» THE REQUEST: Reproduce the data exactly.

» DATA ENTRIES:

********************

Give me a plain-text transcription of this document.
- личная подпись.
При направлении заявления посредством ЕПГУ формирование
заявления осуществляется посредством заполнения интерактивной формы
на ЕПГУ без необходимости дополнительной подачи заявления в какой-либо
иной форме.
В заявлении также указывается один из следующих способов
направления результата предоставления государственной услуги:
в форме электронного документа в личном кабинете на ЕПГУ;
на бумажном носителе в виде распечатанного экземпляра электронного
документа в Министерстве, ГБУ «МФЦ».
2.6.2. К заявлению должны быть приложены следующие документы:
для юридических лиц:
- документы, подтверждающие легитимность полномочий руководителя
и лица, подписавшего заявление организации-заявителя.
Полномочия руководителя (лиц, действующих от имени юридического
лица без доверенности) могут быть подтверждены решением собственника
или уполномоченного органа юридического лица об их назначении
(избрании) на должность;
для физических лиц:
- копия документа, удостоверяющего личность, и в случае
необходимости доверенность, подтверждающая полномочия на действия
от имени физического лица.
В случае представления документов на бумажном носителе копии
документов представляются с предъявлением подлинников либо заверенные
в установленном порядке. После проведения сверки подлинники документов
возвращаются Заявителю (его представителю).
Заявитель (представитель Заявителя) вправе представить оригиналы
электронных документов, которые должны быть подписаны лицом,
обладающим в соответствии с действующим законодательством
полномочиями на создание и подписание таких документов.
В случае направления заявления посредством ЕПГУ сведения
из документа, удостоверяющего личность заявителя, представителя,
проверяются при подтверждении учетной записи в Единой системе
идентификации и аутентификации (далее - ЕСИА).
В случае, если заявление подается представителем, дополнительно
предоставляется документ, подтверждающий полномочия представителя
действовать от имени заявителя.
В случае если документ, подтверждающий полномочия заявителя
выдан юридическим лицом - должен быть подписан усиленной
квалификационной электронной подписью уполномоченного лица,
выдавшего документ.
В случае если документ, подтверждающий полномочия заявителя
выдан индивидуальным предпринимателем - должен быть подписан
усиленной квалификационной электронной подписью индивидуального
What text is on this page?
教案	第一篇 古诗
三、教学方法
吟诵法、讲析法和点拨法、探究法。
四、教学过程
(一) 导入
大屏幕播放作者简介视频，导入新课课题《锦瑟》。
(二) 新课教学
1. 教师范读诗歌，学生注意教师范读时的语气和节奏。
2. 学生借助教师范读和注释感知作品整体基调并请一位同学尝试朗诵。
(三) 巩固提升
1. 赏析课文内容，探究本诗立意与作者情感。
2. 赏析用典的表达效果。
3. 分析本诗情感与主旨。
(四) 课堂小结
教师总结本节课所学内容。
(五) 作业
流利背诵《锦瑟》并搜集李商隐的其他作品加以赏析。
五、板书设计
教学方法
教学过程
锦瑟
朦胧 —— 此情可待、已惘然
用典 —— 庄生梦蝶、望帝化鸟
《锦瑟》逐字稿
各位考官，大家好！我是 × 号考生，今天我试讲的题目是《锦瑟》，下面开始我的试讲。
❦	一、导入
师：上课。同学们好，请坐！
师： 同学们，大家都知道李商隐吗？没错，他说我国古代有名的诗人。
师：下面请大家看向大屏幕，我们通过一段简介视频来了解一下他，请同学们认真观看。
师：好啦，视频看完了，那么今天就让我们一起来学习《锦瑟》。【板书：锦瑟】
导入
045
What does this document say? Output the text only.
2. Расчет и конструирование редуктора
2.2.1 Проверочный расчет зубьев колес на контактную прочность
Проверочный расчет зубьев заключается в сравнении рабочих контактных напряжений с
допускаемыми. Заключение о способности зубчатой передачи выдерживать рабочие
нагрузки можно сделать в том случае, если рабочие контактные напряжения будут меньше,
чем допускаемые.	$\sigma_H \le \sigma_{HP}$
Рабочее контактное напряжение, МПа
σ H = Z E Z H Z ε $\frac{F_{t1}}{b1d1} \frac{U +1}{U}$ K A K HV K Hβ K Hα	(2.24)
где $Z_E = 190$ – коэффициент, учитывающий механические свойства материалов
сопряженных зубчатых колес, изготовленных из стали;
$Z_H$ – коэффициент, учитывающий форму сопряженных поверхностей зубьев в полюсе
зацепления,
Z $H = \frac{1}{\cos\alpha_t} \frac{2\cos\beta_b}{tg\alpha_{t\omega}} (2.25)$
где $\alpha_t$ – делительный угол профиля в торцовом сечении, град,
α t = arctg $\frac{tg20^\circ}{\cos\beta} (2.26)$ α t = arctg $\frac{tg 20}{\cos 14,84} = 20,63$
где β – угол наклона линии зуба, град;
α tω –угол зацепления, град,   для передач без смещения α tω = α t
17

********************

» WORKED ANSWER:
Give me a plain-text transcription of this document.
- личная подпись.
При направлении заявления посредством ЕПГУ формирование
заявления осуществляется посредством заполнения интерактивной формы
на ЕПГУ без необходимости дополнительной подачи заявления в какой-либо
иной форме.
В заявлении также указывается один из следующих способов
направления результата предоставления государственной услуги:
в форме электронного документа в личном кабинете на ЕПГУ;
на бумажном носителе в виде распечатанного экземпляра электронного
документа в Министерстве, ГБУ «МФЦ».
2.6.2. К заявлению должны быть приложены следующие документы:
для юридических лиц:
- документы, подтверждающие легитимность полномочий руководителя
и лица, подписавшего заявление организации-заявителя.
Полномочия руководителя (лиц, действующих от имени юридического
лица без доверенности) могут быть подтверждены решением собственника
или уполномоченного органа юридического лица об их назначении
(избрании) на должность;
для физических лиц:
- копия документа, удостоверяющего личность, и в случае
необходимости доверенность, подтверждающая полномочия на действия
от имени физического лица.
В случае представления документов на бумажном носителе копии
документов представляются с предъявлением подлинников либо заверенные
в установленном порядке. После проведения сверки подлинники документов
возвращаются Заявителю (его представителю).
Заявитель (представитель Заявителя) вправе представить оригиналы
электронных документов, которые должны быть подписаны лицом,
обладающим в соответствии с действующим законодательством
полномочиями на создание и подписание таких документов.
В случае направления заявления посредством ЕПГУ сведения
из документа, удостоверяющего личность заявителя, представителя,
проверяются при подтверждении учетной записи в Единой системе
идентификации и аутентификации (далее - ЕСИА).
В случае, если заявление подается представителем, дополнительно
предоставляется документ, подтверждающий полномочия представителя
действовать от имени заявителя.
В случае если документ, подтверждающий полномочия заявителя
выдан юридическим лицом - должен быть подписан усиленной
квалификационной электронной подписью уполномоченного лица,
выдавшего документ.
В случае если документ, подтверждающий полномочия заявителя
выдан индивидуальным предпринимателем - должен быть подписан
усиленной квалификационной электронной подписью индивидуального
What text is on this page?
教案	第一篇 古诗
三、教学方法
吟诵法、讲析法和点拨法、探究法。
四、教学过程
(一) 导入
大屏幕播放作者简介视频，导入新课课题《锦瑟》。
(二) 新课教学
1. 教师范读诗歌，学生注意教师范读时的语气和节奏。
2. 学生借助教师范读和注释感知作品整体基调并请一位同学尝试朗诵。
(三) 巩固提升
1. 赏析课文内容，探究本诗立意与作者情感。
2. 赏析用典的表达效果。
3. 分析本诗情感与主旨。
(四) 课堂小结
教师总结本节课所学内容。
(五) 作业
流利背诵《锦瑟》并搜集李商隐的其他作品加以赏析。
五、板书设计
教学方法
教学过程
锦瑟
朦胧 —— 此情可待、已惘然
用典 —— 庄生梦蝶、望帝化鸟
《锦瑟》逐字稿
各位考官，大家好！我是 × 号考生，今天我试讲的题目是《锦瑟》，下面开始我的试讲。
❦	一、导入
师：上课。同学们好，请坐！
师： 同学们，大家都知道李商隐吗？没错，他说我国古代有名的诗人。
师：下面请大家看向大屏幕，我们通过一段简介视频来了解一下他，请同学们认真观看。
师：好啦，视频看完了，那么今天就让我们一起来学习《锦瑟》。【板书：锦瑟】
导入
045
What does this document say? Output the text only.
2. Расчет и конструирование редуктора
2.2.1 Проверочный расчет зубьев колес на контактную прочность
Проверочный расчет зубьев заключается в сравнении рабочих контактных напряжений с
допускаемыми. Заключение о способности зубчатой передачи выдерживать рабочие
нагрузки можно сделать в том случае, если рабочие контактные напряжения будут меньше,
чем допускаемые.	$\sigma_H \le \sigma_{HP}$
Рабочее контактное напряжение, МПа
σ H = Z E Z H Z ε $\frac{F_{t1}}{b1d1} \frac{U +1}{U}$ K A K HV K Hβ K Hα	(2.24)
где $Z_E = 190$ – коэффициент, учитывающий механические свойства материалов
сопряженных зубчатых колес, изготовленных из стали;
$Z_H$ – коэффициент, учитывающий форму сопряженных поверхностей зубьев в полюсе
зацепления,
Z $H = \frac{1}{\cos\alpha_t} \frac{2\cos\beta_b}{tg\alpha_{t\omega}} (2.25)$
где $\alpha_t$ – делительный угол профиля в торцовом сечении, град,
α t = arctg $\frac{tg20^\circ}{\cos\beta} (2.26)$ α t = arctg $\frac{tg 20}{\cos 14,84} = 20,63$
где β – угол наклона линии зуба, град;
α tω –угол зацепления, град,   для передач без смещения α tω = α t
17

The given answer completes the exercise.